_Work required:_
Reproduce the records below in their entirety, character for character.

>> Begin Input rows

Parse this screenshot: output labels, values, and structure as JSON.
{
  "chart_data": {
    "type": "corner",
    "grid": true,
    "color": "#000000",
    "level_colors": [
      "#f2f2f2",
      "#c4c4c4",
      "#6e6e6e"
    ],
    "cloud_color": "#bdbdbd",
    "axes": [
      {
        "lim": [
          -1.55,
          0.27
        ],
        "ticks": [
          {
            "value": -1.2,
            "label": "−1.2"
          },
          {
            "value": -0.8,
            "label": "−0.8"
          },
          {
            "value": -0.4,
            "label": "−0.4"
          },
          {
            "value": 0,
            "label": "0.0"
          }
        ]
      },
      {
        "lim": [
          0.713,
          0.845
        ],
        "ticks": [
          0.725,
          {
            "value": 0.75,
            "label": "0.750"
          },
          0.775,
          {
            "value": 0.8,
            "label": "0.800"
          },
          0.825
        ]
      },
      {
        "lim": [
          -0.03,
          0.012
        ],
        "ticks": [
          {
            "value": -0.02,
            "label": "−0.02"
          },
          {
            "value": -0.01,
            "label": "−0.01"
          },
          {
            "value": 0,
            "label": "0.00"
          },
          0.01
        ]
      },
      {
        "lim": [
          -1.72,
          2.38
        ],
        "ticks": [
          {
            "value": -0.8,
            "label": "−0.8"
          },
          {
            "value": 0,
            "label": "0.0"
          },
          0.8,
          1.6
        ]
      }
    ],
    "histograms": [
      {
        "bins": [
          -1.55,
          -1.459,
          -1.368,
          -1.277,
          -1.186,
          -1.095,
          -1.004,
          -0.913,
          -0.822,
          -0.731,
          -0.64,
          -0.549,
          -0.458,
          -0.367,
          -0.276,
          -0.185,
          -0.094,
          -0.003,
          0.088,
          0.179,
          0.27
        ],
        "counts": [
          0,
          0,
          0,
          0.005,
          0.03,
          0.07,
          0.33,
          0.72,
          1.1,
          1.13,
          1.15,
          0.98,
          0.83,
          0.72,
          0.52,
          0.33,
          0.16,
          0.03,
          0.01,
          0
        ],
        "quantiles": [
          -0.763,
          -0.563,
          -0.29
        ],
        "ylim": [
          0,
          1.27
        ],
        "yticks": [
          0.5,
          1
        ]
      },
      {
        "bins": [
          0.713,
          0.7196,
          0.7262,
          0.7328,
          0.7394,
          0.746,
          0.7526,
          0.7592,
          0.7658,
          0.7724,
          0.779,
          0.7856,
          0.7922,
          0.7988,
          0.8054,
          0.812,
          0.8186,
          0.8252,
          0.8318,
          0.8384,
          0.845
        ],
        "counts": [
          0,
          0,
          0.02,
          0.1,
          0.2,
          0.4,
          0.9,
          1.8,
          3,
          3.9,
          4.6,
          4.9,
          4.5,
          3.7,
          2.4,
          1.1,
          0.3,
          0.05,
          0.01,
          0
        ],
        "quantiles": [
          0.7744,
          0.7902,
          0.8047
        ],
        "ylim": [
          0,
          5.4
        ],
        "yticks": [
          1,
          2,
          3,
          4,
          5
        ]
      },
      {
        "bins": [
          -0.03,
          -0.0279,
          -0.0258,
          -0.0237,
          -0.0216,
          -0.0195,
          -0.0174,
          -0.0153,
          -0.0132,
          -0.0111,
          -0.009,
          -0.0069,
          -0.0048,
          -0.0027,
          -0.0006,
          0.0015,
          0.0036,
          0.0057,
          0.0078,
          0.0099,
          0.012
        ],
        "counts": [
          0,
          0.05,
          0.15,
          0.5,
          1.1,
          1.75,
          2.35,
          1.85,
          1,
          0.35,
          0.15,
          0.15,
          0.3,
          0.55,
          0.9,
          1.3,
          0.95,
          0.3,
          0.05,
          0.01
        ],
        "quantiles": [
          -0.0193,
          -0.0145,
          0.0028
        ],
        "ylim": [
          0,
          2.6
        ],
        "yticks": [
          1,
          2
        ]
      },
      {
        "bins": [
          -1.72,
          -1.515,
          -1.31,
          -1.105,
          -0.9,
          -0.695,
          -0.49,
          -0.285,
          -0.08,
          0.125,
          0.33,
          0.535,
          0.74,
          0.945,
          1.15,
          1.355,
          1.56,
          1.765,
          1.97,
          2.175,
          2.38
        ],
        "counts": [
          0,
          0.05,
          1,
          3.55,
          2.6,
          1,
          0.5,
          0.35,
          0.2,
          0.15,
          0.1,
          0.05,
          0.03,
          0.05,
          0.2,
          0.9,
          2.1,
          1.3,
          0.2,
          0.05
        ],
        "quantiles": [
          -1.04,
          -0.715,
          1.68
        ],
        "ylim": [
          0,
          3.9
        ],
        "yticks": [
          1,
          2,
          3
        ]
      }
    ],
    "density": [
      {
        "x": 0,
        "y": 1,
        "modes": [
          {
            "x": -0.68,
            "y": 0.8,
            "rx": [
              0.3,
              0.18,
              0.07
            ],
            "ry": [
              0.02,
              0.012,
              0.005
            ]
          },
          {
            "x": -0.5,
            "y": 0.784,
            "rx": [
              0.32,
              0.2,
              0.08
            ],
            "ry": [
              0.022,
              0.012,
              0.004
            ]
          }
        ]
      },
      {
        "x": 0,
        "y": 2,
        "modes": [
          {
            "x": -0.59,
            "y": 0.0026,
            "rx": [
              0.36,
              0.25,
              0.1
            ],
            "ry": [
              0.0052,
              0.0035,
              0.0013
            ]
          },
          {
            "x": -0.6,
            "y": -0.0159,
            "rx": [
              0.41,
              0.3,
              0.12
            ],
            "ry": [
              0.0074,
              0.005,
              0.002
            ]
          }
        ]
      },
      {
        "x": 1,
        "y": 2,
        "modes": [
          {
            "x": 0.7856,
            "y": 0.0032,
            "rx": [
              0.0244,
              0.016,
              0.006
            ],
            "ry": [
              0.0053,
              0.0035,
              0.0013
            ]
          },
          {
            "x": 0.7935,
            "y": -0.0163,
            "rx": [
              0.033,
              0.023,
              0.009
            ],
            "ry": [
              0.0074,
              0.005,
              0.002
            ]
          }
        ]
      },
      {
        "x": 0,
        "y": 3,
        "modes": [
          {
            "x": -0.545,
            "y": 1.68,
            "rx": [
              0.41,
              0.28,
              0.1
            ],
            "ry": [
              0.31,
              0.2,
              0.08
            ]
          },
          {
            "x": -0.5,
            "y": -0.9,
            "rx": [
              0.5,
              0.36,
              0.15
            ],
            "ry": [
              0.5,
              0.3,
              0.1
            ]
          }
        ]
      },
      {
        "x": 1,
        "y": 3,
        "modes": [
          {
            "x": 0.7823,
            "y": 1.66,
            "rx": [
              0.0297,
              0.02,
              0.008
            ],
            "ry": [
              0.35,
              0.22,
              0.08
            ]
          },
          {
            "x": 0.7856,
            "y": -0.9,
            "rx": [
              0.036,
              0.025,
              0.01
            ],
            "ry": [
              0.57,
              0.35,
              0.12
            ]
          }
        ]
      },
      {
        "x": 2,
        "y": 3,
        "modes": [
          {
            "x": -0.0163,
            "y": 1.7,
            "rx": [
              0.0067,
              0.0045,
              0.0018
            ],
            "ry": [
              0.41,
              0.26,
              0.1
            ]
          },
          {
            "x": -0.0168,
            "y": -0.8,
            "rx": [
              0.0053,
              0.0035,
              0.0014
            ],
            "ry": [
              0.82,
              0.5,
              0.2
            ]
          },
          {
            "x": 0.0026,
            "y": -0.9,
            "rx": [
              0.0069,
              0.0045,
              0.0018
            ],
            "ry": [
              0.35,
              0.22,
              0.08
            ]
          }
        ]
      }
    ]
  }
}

>> End Input rows

_Solution to this exercise:_
Parse this screenshot: output labels, values, and structure as JSON.
{
  "chart_data": {
    "type": "corner",
    "grid": true,
    "color": "#000000",
    "level_colors": [
      "#f2f2f2",
      "#c4c4c4",
      "#6e6e6e"
    ],
    "cloud_color": "#bdbdbd",
    "axes": [
      {
        "lim": [
          -1.55,
          0.27
        ],
        "ticks": [
          {
            "value": -1.2,
            "label": "−1.2"
          },
          {
            "value": -0.8,
            "label": "−0.8"
          },
          {
            "value": -0.4,
            "label": "−0.4"
          },
          {
            "value": 0,
            "label": "0.0"
          }
        ]
      },
      {
        "lim": [
          0.713,
          0.845
        ],
        "ticks": [
          0.725,
          {
            "value": 0.75,
            "label": "0.750"
          },
          0.775,
          {
            "value": 0.8,
            "label": "0.800"
          },
          0.825
        ]
      },
      {
        "lim": [
          -0.03,
          0.012
        ],
        "ticks": [
          {
            "value": -0.02,
            "label": "−0.02"
          },
          {
            "value": -0.01,
            "label": "−0.01"
          },
          {
            "value": 0,
            "label": "0.00"
          },
          0.01
        ]
      },
      {
        "lim": [
          -1.72,
          2.38
        ],
        "ticks": [
          {
            "value": -0.8,
            "label": "−0.8"
          },
          {
            "value": 0,
            "label": "0.0"
          },
          0.8,
          1.6
        ]
      }
    ],
    "histograms": [
      {
        "bins": [
          -1.55,
          -1.459,
          -1.368,
          -1.277,
          -1.186,
          -1.095,
          -1.004,
          -0.913,
          -0.822,
          -0.731,
          -0.64,
          -0.549,
          -0.458,
          -0.367,
          -0.276,
          -0.185,
          -0.094,
          -0.003,
          0.088,
          0.179,
          0.27
        ],
        "counts": [
          0,
          0,
          0,
          0.005,
          0.03,
          0.07,
          0.33,
          0.72,
          1.1,
          1.13,
          1.15,
          0.98,
          0.83,
          0.72,
          0.52,
          0.33,
          0.16,
          0.03,
          0.01,
          0
        ],
        "quantiles": [
          -0.763,
          -0.563,
          -0.29
        ],
        "ylim": [
          0,
          1.27
        ],
        "yticks": [
          0.5,
          1
        ]
      },
      {
        "bins": [
          0.713,
          0.7196,
          0.7262,
          0.7328,
          0.7394,
          0.746,
          0.7526,
          0.7592,
          0.7658,
          0.7724,
          0.779,
          0.7856,
          0.7922,
          0.7988,
          0.8054,
          0.812,
          0.8186,
          0.8252,
          0.8318,
          0.8384,
          0.845
        ],
        "counts": [
          0,
          0,
          0.02,
          0.1,
          0.2,
          0.4,
          0.9,
          1.8,
          3,
          3.9,
          4.6,
          4.9,
          4.5,
          3.7,
          2.4,
          1.1,
          0.3,
          0.05,
          0.01,
          0
        ],
        "quantiles": [
          0.7744,
          0.7902,
          0.8047
        ],
        "ylim": [
          0,
          5.4
        ],
        "yticks": [
          1,
          2,
          3,
          4,
          5
        ]
      },
      {
        "bins": [
          -0.03,
          -0.0279,
          -0.0258,
          -0.0237,
          -0.0216,
          -0.0195,
          -0.0174,
          -0.0153,
          -0.0132,
          -0.0111,
          -0.009,
          -0.0069,
          -0.0048,
          -0.0027,
          -0.0006,
          0.0015,
          0.0036,
          0.0057,
          0.0078,
          0.0099,
          0.012
        ],
        "counts": [
          0,
          0.05,
          0.15,
          0.5,
          1.1,
          1.75,
          2.35,
          1.85,
          1,
          0.35,
          0.15,
          0.15,
          0.3,
          0.55,
          0.9,
          1.3,
          0.95,
          0.3,
          0.05,
          0.01
        ],
        "quantiles": [
          -0.0193,
          -0.0145,
          0.0028
        ],
        "ylim": [
          0,
          2.6
        ],
        "yticks": [
          1,
          2
        ]
      },
      {
        "bins": [
          -1.72,
          -1.515,
          -1.31,
          -1.105,
          -0.9,
          -0.695,
          -0.49,
          -0.285,
          -0.08,
          0.125,
          0.33,
          0.535,
          0.74,
          0.945,
          1.15,
          1.355,
          1.56,
          1.765,
          1.97,
          2.175,
          2.38
        ],
        "counts": [
          0,
          0.05,
          1,
          3.55,
          2.6,
          1,
          0.5,
          0.35,
          0.2,
          0.15,
          0.1,
          0.05,
          0.03,
          0.05,
          0.2,
          0.9,
          2.1,
          1.3,
          0.2,
          0.05
        ],
        "quantiles": [
          -1.04,
          -0.715,
          1.68
        ],
        "ylim": [
          0,
          3.9
        ],
        "yticks": [
          1,
          2,
          3
        ]
      }
    ],
    "density": [
      {
        "x": 0,
        "y": 1,
        "modes": [
          {
            "x": -0.68,
            "y": 0.8,
            "rx": [
              0.3,
              0.18,
              0.07
            ],
            "ry": [
              0.02,
              0.012,
              0.005
            ]
          },
          {
            "x": -0.5,
            "y": 0.784,
            "rx": [
              0.32,
              0.2,
              0.08
            ],
            "ry": [
              0.022,
              0.012,
              0.004
            ]
          }
        ]
      },
      {
        "x": 0,
        "y": 2,
        "modes": [
          {
            "x": -0.59,
            "y": 0.0026,
            "rx": [
              0.36,
              0.25,
              0.1
            ],
            "ry": [
              0.0052,
              0.0035,
              0.0013
            ]
          },
          {
            "x": -0.6,
            "y": -0.0159,
            "rx": [
              0.41,
              0.3,
              0.12
            ],
            "ry": [
              0.0074,
              0.005,
              0.002
            ]
          }
        ]
      },
      {
        "x": 1,
        "y": 2,
        "modes": [
          {
            "x": 0.7856,
            "y": 0.0032,
            "rx": [
              0.0244,
              0.016,
              0.006
            ],
            "ry": [
              0.0053,
              0.0035,
              0.0013
            ]
          },
          {
            "x": 0.7935,
            "y": -0.0163,
            "rx": [
              0.033,
              0.023,
              0.009
            ],
            "ry": [
              0.0074,
              0.005,
              0.002
            ]
          }
        ]
      },
      {
        "x": 0,
        "y": 3,
        "modes": [
          {
            "x": -0.545,
            "y": 1.68,
            "rx": [
              0.41,
              0.28,
              0.1
            ],
            "ry": [
              0.31,
              0.2,
              0.08
            ]
          },
          {
            "x": -0.5,
            "y": -0.9,
            "rx": [
              0.5,
              0.36,
              0.15
            ],
            "ry": [
              0.5,
              0.3,
              0.1
            ]
          }
        ]
      },
      {
        "x": 1,
        "y": 3,
        "modes": [
          {
            "x": 0.7823,
            "y": 1.66,
            "rx": [
              0.0297,
              0.02,
              0.008
            ],
            "ry": [
              0.35,
              0.22,
              0.08
            ]
          },
          {
            "x": 0.7856,
            "y": -0.9,
            "rx": [
              0.036,
              0.025,
              0.01
            ],
            "ry": [
              0.57,
              0.35,
              0.12
            ]
          }
        ]
      },
      {
        "x": 2,
        "y": 3,
        "modes": [
          {
            "x": -0.0163,
            "y": 1.7,
            "rx": [
              0.0067,
              0.0045,
              0.0018
            ],
            "ry": [
              0.41,
              0.26,
              0.1
            ]
          },
          {
            "x": -0.0168,
            "y": -0.8,
            "rx": [
              0.0053,
              0.0035,
              0.0014
            ],
            "ry": [
              0.82,
              0.5,
              0.2
            ]
          },
          {
            "x": 0.0026,
            "y": -0.9,
            "rx": [
              0.0069,
              0.0045,
              0.0018
            ],
            "ry": [
              0.35,
              0.22,
              0.08
            ]
          }
        ]
      }
    ]
  }
}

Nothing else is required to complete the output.